_SHORT TASK_
Track down every line below that holds "text" and copy it.

____

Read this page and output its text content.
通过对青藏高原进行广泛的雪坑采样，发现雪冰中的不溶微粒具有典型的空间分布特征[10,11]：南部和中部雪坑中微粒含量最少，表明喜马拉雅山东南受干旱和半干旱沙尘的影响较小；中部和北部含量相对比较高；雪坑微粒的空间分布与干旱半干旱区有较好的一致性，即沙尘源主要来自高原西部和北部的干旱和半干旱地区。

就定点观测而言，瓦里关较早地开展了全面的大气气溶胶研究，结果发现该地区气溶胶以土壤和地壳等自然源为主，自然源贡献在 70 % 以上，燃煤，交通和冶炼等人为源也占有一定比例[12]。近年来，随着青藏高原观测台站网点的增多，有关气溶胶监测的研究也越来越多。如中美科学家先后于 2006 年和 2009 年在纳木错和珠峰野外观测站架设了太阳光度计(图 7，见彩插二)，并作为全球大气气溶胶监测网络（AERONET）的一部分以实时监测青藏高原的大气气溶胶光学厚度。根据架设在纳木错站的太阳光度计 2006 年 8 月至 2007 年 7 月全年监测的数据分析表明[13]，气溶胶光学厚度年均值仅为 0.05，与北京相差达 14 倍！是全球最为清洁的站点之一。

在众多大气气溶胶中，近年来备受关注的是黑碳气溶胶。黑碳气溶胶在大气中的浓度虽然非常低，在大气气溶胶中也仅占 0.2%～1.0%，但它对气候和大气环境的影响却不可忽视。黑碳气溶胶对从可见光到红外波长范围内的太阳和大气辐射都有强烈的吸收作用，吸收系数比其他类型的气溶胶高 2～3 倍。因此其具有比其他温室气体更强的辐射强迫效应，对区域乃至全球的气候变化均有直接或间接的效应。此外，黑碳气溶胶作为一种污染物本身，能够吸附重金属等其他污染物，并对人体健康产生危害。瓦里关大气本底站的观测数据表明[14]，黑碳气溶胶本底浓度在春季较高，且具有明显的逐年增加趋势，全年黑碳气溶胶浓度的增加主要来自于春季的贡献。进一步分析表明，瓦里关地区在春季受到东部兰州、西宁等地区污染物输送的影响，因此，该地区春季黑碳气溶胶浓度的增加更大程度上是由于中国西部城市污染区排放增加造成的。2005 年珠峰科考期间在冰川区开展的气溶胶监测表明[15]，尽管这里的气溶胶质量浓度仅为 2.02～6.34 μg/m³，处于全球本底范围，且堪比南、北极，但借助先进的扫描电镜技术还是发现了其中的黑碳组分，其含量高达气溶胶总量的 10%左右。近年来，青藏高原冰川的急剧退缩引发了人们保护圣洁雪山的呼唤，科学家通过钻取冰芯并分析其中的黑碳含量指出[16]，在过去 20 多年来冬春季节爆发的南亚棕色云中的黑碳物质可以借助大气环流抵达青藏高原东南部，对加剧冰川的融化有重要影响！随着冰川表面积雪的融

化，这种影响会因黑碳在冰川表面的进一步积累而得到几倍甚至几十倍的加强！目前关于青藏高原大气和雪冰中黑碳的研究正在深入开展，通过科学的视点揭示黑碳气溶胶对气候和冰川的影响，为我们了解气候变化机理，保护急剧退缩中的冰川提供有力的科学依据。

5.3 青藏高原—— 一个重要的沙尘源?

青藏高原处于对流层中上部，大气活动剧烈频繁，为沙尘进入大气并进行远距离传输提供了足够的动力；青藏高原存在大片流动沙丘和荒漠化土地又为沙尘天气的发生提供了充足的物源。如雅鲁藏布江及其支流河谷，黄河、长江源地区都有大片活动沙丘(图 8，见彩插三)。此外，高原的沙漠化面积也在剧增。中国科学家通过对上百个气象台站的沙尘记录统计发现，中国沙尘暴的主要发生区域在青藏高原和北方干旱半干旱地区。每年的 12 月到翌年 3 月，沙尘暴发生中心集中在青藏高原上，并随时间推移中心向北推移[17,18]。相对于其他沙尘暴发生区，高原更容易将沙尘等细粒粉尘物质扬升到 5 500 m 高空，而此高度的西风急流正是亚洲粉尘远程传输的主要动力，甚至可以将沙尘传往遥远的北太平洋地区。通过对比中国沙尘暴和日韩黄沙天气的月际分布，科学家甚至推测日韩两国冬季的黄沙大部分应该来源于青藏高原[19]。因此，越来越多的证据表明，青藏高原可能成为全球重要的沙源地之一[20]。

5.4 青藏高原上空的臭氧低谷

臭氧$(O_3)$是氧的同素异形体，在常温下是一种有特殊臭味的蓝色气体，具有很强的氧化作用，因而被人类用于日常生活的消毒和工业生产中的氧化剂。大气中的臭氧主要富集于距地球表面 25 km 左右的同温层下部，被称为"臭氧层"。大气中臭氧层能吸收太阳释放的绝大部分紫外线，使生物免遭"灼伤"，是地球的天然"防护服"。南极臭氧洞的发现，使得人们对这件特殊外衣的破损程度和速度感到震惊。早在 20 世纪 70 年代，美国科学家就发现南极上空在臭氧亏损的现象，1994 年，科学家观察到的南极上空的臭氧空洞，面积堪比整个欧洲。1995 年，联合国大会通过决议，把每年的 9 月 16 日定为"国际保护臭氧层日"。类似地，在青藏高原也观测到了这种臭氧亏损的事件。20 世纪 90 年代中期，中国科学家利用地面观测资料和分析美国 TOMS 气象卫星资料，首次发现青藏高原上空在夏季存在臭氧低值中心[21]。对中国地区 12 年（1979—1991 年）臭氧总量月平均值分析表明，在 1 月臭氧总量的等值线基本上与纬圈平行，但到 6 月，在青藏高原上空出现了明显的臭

____

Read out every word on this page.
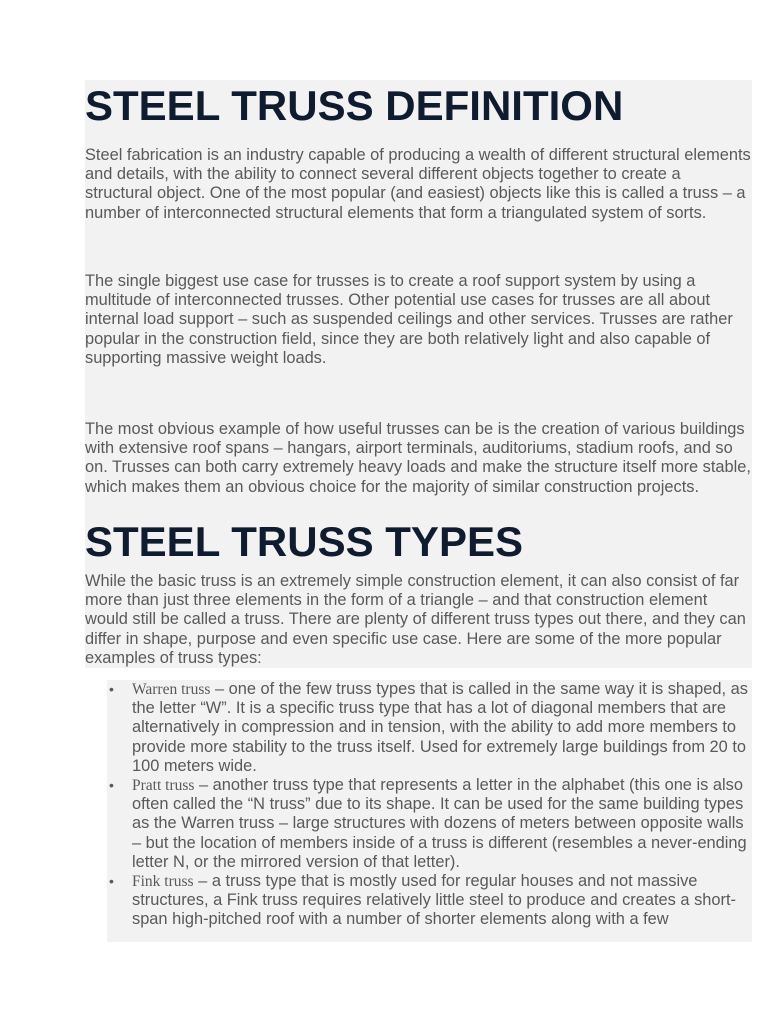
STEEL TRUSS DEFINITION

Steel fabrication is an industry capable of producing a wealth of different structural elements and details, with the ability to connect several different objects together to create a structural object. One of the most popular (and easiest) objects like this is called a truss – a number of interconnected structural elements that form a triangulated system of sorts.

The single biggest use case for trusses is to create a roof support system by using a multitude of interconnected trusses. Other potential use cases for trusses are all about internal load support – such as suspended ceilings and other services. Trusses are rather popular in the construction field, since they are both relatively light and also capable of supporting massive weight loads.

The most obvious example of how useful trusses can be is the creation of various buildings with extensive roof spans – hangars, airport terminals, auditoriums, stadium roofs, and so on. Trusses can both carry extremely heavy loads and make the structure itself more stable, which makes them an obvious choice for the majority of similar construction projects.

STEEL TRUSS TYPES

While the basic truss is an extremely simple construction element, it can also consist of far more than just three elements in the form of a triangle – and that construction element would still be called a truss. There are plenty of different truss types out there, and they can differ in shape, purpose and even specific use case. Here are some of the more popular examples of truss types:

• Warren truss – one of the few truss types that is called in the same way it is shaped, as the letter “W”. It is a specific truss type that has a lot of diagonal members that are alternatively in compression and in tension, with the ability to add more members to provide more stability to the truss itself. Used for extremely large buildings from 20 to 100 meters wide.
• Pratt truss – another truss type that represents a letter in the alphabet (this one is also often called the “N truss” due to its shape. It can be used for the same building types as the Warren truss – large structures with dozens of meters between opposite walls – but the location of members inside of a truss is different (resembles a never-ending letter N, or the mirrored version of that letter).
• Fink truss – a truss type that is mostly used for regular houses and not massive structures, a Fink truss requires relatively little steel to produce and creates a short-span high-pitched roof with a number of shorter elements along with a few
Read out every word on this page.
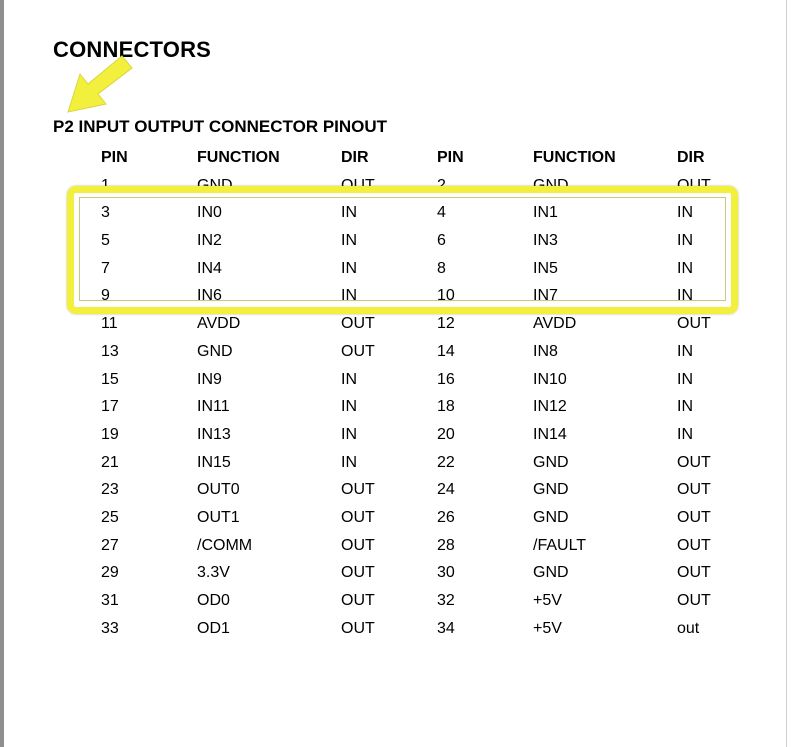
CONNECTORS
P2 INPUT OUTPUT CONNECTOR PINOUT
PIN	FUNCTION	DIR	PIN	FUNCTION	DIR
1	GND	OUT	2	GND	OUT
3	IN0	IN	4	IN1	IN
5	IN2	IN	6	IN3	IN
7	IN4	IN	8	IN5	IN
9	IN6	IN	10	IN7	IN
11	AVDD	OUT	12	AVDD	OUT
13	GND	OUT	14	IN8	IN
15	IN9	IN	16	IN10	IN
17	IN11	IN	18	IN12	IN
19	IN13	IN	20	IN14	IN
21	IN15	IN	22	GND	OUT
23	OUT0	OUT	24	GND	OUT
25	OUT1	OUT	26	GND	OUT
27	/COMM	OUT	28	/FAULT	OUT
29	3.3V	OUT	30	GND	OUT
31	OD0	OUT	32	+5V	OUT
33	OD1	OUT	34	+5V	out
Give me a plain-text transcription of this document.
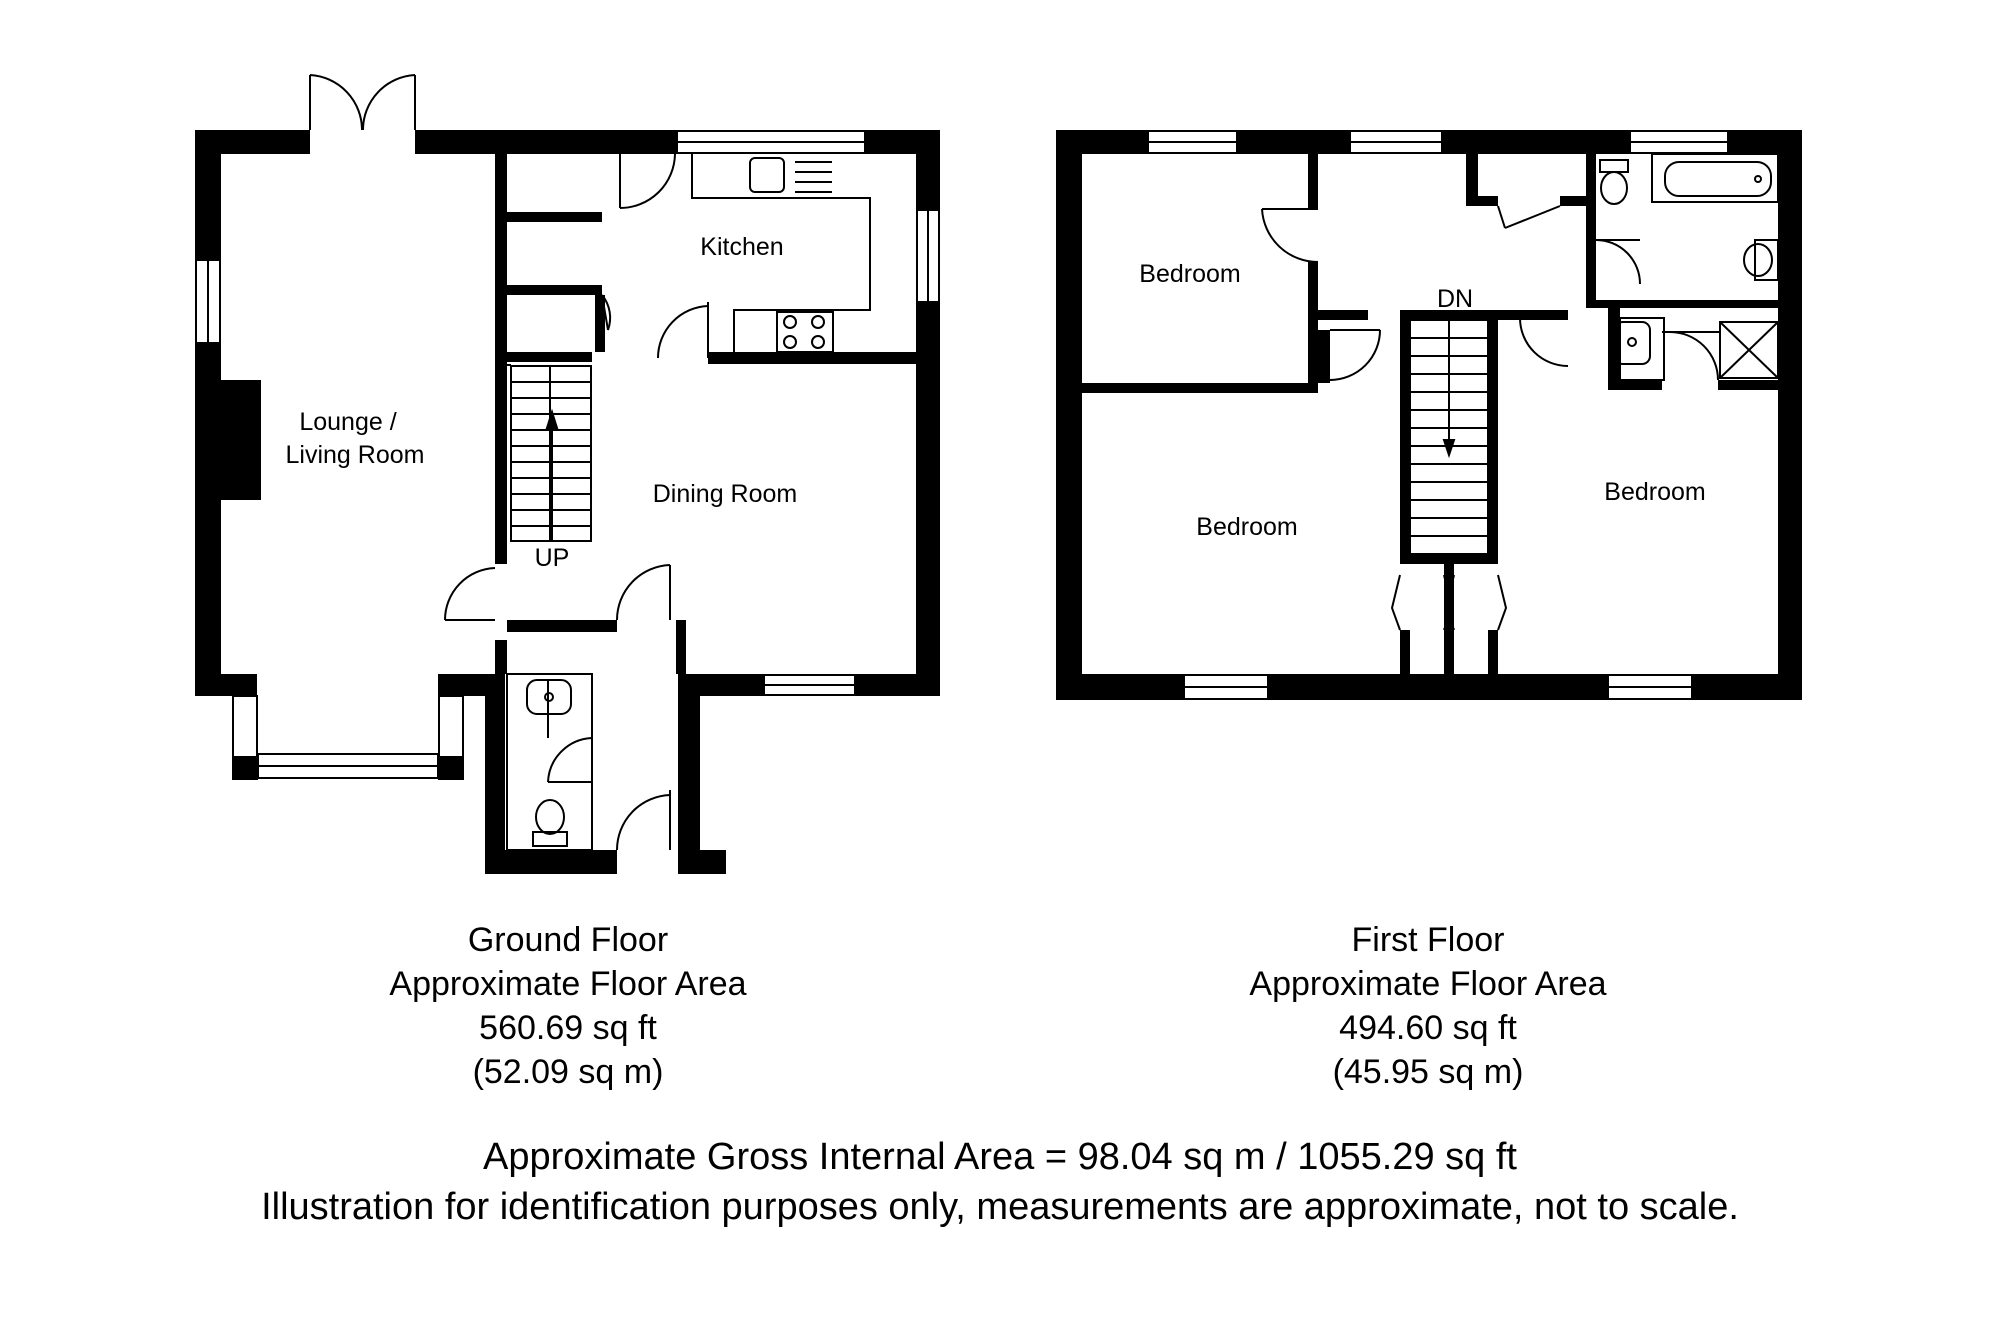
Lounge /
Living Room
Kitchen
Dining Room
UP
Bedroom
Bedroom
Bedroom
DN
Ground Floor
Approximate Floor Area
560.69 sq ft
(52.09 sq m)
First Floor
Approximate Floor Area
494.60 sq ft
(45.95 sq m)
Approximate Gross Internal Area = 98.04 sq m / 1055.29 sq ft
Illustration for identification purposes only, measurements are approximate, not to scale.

____

_RESULT OF THIS EXERCISE_
Read this page and output its text content.
Give me a plain-text transcription of this document.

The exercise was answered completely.